>> start Data records

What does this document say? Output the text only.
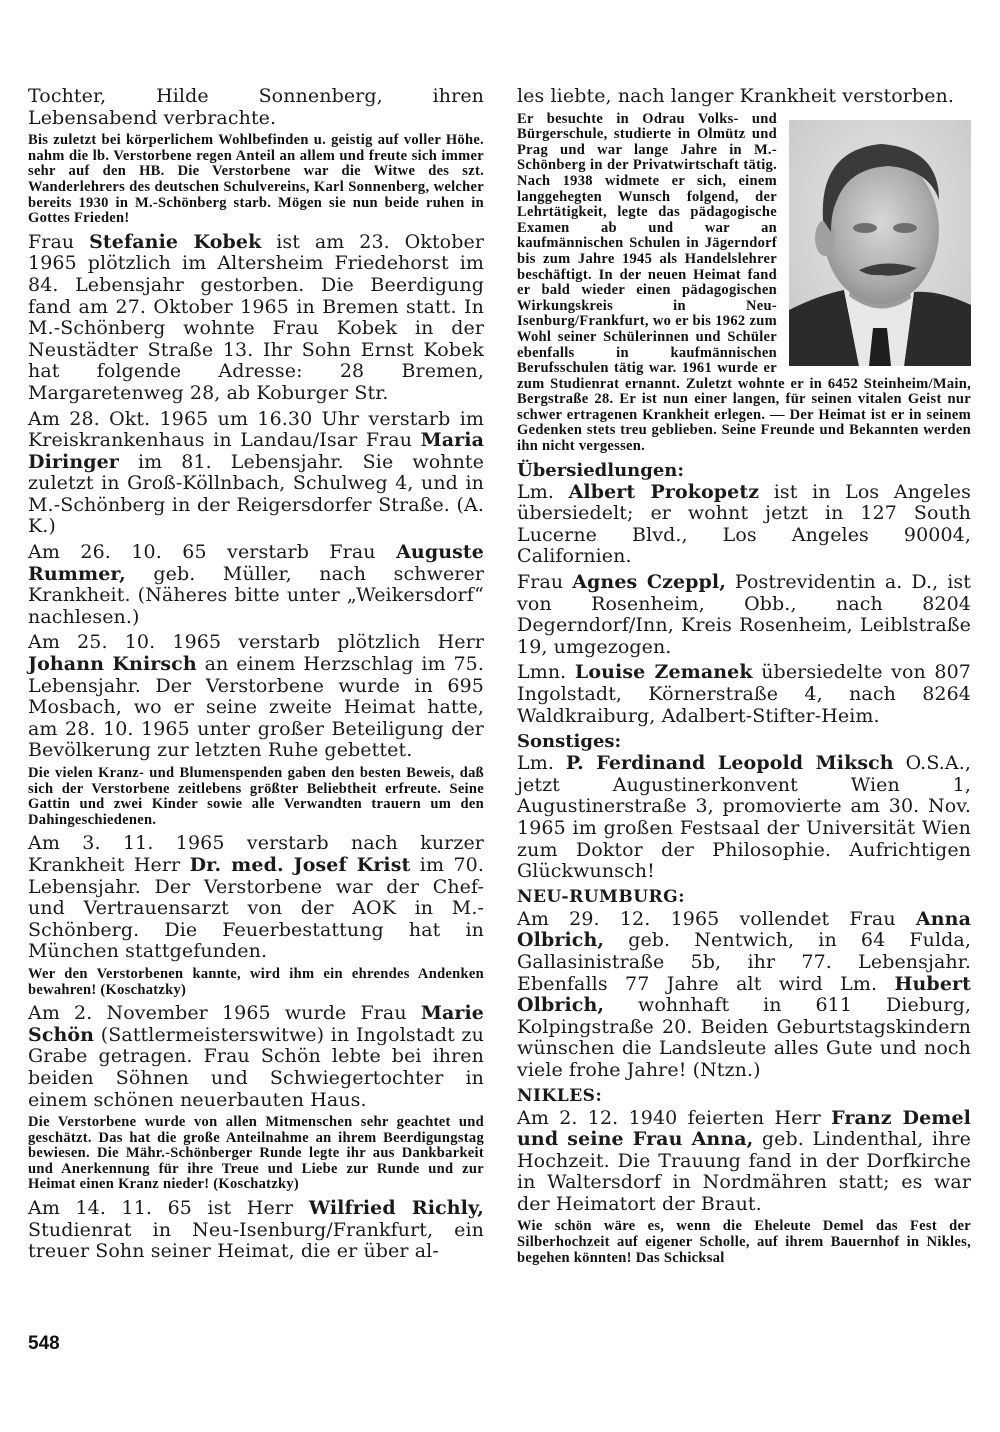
Tochter, Hilde Sonnenberg, ihren Lebensabend verbrachte.

Bis zuletzt bei körperlichem Wohlbefinden u. geistig auf voller Höhe. nahm die lb. Verstorbene regen Anteil an allem und freute sich immer sehr auf den HB. Die Verstorbene war die Witwe des szt. Wanderlehrers des deutschen Schulvereins, Karl Sonnenberg, welcher bereits 1930 in M.-Schönberg starb. Mögen sie nun beide ruhen in Gottes Frieden!

Frau Stefanie Kobek ist am 23. Oktober 1965 plötzlich im Altersheim Friedehorst im 84. Lebensjahr gestorben. Die Beerdigung fand am 27. Oktober 1965 in Bremen statt. In M.-Schönberg wohnte Frau Kobek in der Neustädter Straße 13. Ihr Sohn Ernst Kobek hat folgende Adresse: 28 Bremen, Margaretenweg 28, ab Koburger Str.

Am 28. Okt. 1965 um 16.30 Uhr verstarb im Kreiskrankenhaus in Landau/Isar Frau Maria Diringer im 81. Lebensjahr. Sie wohnte zuletzt in Groß-Köllnbach, Schulweg 4, und in M.-Schönberg in der Reigersdorfer Straße. (A. K.)

Am 26. 10. 65 verstarb Frau Auguste Rummer, geb. Müller, nach schwerer Krankheit. (Näheres bitte unter „Weikersdorf“ nachlesen.)

Am 25. 10. 1965 verstarb plötzlich Herr Johann Knirsch an einem Herzschlag im 75. Lebensjahr. Der Verstorbene wurde in 695 Mosbach, wo er seine zweite Heimat hatte, am 28. 10. 1965 unter großer Beteiligung der Bevölkerung zur letzten Ruhe gebettet.

Die vielen Kranz- und Blumenspenden gaben den besten Beweis, daß sich der Verstorbene zeitlebens größter Beliebtheit erfreute. Seine Gattin und zwei Kinder sowie alle Verwandten trauern um den Dahingeschiedenen.

Am 3. 11. 1965 verstarb nach kurzer Krankheit Herr Dr. med. Josef Krist im 70. Lebensjahr. Der Verstorbene war der Chef- und Vertrauensarzt von der AOK in M.-Schönberg. Die Feuerbestattung hat in München stattgefunden.

Wer den Verstorbenen kannte, wird ihm ein ehrendes Andenken bewahren! (Koschatzky)

Am 2. November 1965 wurde Frau Marie Schön (Sattlermeisterswitwe) in Ingolstadt zu Grabe getragen. Frau Schön lebte bei ihren beiden Söhnen und Schwiegertochter in einem schönen neuerbauten Haus.

Die Verstorbene wurde von allen Mitmenschen sehr geachtet und geschätzt. Das hat die große Anteilnahme an ihrem Beerdigungstag bewiesen. Die Mähr.-Schönberger Runde legte ihr aus Dankbarkeit und Anerkennung für ihre Treue und Liebe zur Runde und zur Heimat einen Kranz nieder! (Koschatzky)

Am 14. 11. 65 ist Herr Wilfried Richly, Studienrat in Neu-Isenburg/Frankfurt, ein treuer Sohn seiner Heimat, die er über al-

les liebte, nach langer Krankheit verstorben.

Er besuchte in Odrau Volks- und Bürgerschule, studierte in Olmütz und Prag und war lange Jahre in M.-Schönberg in der Privatwirtschaft tätig. Nach 1938 widmete er sich, einem langgehegten Wunsch folgend, der Lehrtätigkeit, legte das pädagogische Examen ab und war an kaufmännischen Schulen in Jägerndorf bis zum Jahre 1945 als Handelslehrer beschäftigt. In der neuen Heimat fand er bald wieder einen pädagogischen Wirkungskreis in Neu-Isenburg/Frankfurt, wo er bis 1962 zum Wohl seiner Schülerinnen und Schüler ebenfalls in kaufmännischen Berufsschulen tätig war. 1961 wurde er zum Studienrat ernannt. Zuletzt wohnte er in 6452 Steinheim/Main, Bergstraße 28. Er ist nun einer langen, für seinen vitalen Geist nur schwer ertragenen Krankheit erlegen. — Der Heimat ist er in seinem Gedenken stets treu geblieben. Seine Freunde und Bekannten werden ihn nicht vergessen.

Übersiedlungen:

Lm. Albert Prokopetz ist in Los Angeles übersiedelt; er wohnt jetzt in 127 South Lucerne Blvd., Los Angeles 90004, Californien.

Frau Agnes Czeppl, Postrevidentin a. D., ist von Rosenheim, Obb., nach 8204 Degerndorf/Inn, Kreis Rosenheim, Leiblstraße 19, umgezogen.

Lmn. Louise Zemanek übersiedelte von 807 Ingolstadt, Körnerstraße 4, nach 8264 Waldkraiburg, Adalbert-Stifter-Heim.

Sonstiges:

Lm. P. Ferdinand Leopold Miksch O.S.A., jetzt Augustinerkonvent Wien 1, Augustinerstraße 3, promovierte am 30. Nov. 1965 im großen Festsaal der Universität Wien zum Doktor der Philosophie. Aufrichtigen Glückwunsch!

NEU-RUMBURG:

Am 29. 12. 1965 vollendet Frau Anna Olbrich, geb. Nentwich, in 64 Fulda, Gallasinistraße 5b, ihr 77. Lebensjahr. Ebenfalls 77 Jahre alt wird Lm. Hubert Olbrich, wohnhaft in 611 Dieburg, Kolpingstraße 20. Beiden Geburtstagskindern wünschen die Landsleute alles Gute und noch viele frohe Jahre! (Ntzn.)

NIKLES:

Am 2. 12. 1940 feierten Herr Franz Demel und seine Frau Anna, geb. Lindenthal, ihre Hochzeit. Die Trauung fand in der Dorfkirche in Waltersdorf in Nordmähren statt; es war der Heimatort der Braut.

Wie schön wäre es, wenn die Eheleute Demel das Fest der Silberhochzeit auf eigener Scholle, auf ihrem Bauernhof in Nikles, begehen könnten! Das Schicksal

548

>> end Data records

What is needed => Your task is an exact transcription of all the data, minus the pictures.

Solution to the exercise =>
What does this document say? Output the text only.
Tochter, Hilde Sonnenberg, ihren Lebensabend verbrachte.

Bis zuletzt bei körperlichem Wohlbefinden u. geistig auf voller Höhe. nahm die lb. Verstorbene regen Anteil an allem und freute sich immer sehr auf den HB. Die Verstorbene war die Witwe des szt. Wanderlehrers des deutschen Schulvereins, Karl Sonnenberg, welcher bereits 1930 in M.-Schönberg starb. Mögen sie nun beide ruhen in Gottes Frieden!

Frau Stefanie Kobek ist am 23. Oktober 1965 plötzlich im Altersheim Friedehorst im 84. Lebensjahr gestorben. Die Beerdigung fand am 27. Oktober 1965 in Bremen statt. In M.-Schönberg wohnte Frau Kobek in der Neustädter Straße 13. Ihr Sohn Ernst Kobek hat folgende Adresse: 28 Bremen, Margaretenweg 28, ab Koburger Str.

Am 28. Okt. 1965 um 16.30 Uhr verstarb im Kreiskrankenhaus in Landau/Isar Frau Maria Diringer im 81. Lebensjahr. Sie wohnte zuletzt in Groß-Köllnbach, Schulweg 4, und in M.-Schönberg in der Reigersdorfer Straße. (A. K.)

Am 26. 10. 65 verstarb Frau Auguste Rummer, geb. Müller, nach schwerer Krankheit. (Näheres bitte unter „Weikersdorf“ nachlesen.)

Am 25. 10. 1965 verstarb plötzlich Herr Johann Knirsch an einem Herzschlag im 75. Lebensjahr. Der Verstorbene wurde in 695 Mosbach, wo er seine zweite Heimat hatte, am 28. 10. 1965 unter großer Beteiligung der Bevölkerung zur letzten Ruhe gebettet.

Die vielen Kranz- und Blumenspenden gaben den besten Beweis, daß sich der Verstorbene zeitlebens größter Beliebtheit erfreute. Seine Gattin und zwei Kinder sowie alle Verwandten trauern um den Dahingeschiedenen.

Am 3. 11. 1965 verstarb nach kurzer Krankheit Herr Dr. med. Josef Krist im 70. Lebensjahr. Der Verstorbene war der Chef- und Vertrauensarzt von der AOK in M.-Schönberg. Die Feuerbestattung hat in München stattgefunden.

Wer den Verstorbenen kannte, wird ihm ein ehrendes Andenken bewahren! (Koschatzky)

Am 2. November 1965 wurde Frau Marie Schön (Sattlermeisterswitwe) in Ingolstadt zu Grabe getragen. Frau Schön lebte bei ihren beiden Söhnen und Schwiegertochter in einem schönen neuerbauten Haus.

Die Verstorbene wurde von allen Mitmenschen sehr geachtet und geschätzt. Das hat die große Anteilnahme an ihrem Beerdigungstag bewiesen. Die Mähr.-Schönberger Runde legte ihr aus Dankbarkeit und Anerkennung für ihre Treue und Liebe zur Runde und zur Heimat einen Kranz nieder! (Koschatzky)

Am 14. 11. 65 ist Herr Wilfried Richly, Studienrat in Neu-Isenburg/Frankfurt, ein treuer Sohn seiner Heimat, die er über al-

les liebte, nach langer Krankheit verstorben.

Er besuchte in Odrau Volks- und Bürgerschule, studierte in Olmütz und Prag und war lange Jahre in M.-Schönberg in der Privatwirtschaft tätig. Nach 1938 widmete er sich, einem langgehegten Wunsch folgend, der Lehrtätigkeit, legte das pädagogische Examen ab und war an kaufmännischen Schulen in Jägerndorf bis zum Jahre 1945 als Handelslehrer beschäftigt. In der neuen Heimat fand er bald wieder einen pädagogischen Wirkungskreis in Neu-Isenburg/Frankfurt, wo er bis 1962 zum Wohl seiner Schülerinnen und Schüler ebenfalls in kaufmännischen Berufsschulen tätig war. 1961 wurde er zum Studienrat ernannt. Zuletzt wohnte er in 6452 Steinheim/Main, Bergstraße 28. Er ist nun einer langen, für seinen vitalen Geist nur schwer ertragenen Krankheit erlegen. — Der Heimat ist er in seinem Gedenken stets treu geblieben. Seine Freunde und Bekannten werden ihn nicht vergessen.

Übersiedlungen:

Lm. Albert Prokopetz ist in Los Angeles übersiedelt; er wohnt jetzt in 127 South Lucerne Blvd., Los Angeles 90004, Californien.

Frau Agnes Czeppl, Postrevidentin a. D., ist von Rosenheim, Obb., nach 8204 Degerndorf/Inn, Kreis Rosenheim, Leiblstraße 19, umgezogen.

Lmn. Louise Zemanek übersiedelte von 807 Ingolstadt, Körnerstraße 4, nach 8264 Waldkraiburg, Adalbert-Stifter-Heim.

Sonstiges:

Lm. P. Ferdinand Leopold Miksch O.S.A., jetzt Augustinerkonvent Wien 1, Augustinerstraße 3, promovierte am 30. Nov. 1965 im großen Festsaal der Universität Wien zum Doktor der Philosophie. Aufrichtigen Glückwunsch!

NEU-RUMBURG:

Am 29. 12. 1965 vollendet Frau Anna Olbrich, geb. Nentwich, in 64 Fulda, Gallasinistraße 5b, ihr 77. Lebensjahr. Ebenfalls 77 Jahre alt wird Lm. Hubert Olbrich, wohnhaft in 611 Dieburg, Kolpingstraße 20. Beiden Geburtstagskindern wünschen die Landsleute alles Gute und noch viele frohe Jahre! (Ntzn.)

NIKLES:

Am 2. 12. 1940 feierten Herr Franz Demel und seine Frau Anna, geb. Lindenthal, ihre Hochzeit. Die Trauung fand in der Dorfkirche in Waltersdorf in Nordmähren statt; es war der Heimatort der Braut.

Wie schön wäre es, wenn die Eheleute Demel das Fest der Silberhochzeit auf eigener Scholle, auf ihrem Bauernhof in Nikles, begehen könnten! Das Schicksal

548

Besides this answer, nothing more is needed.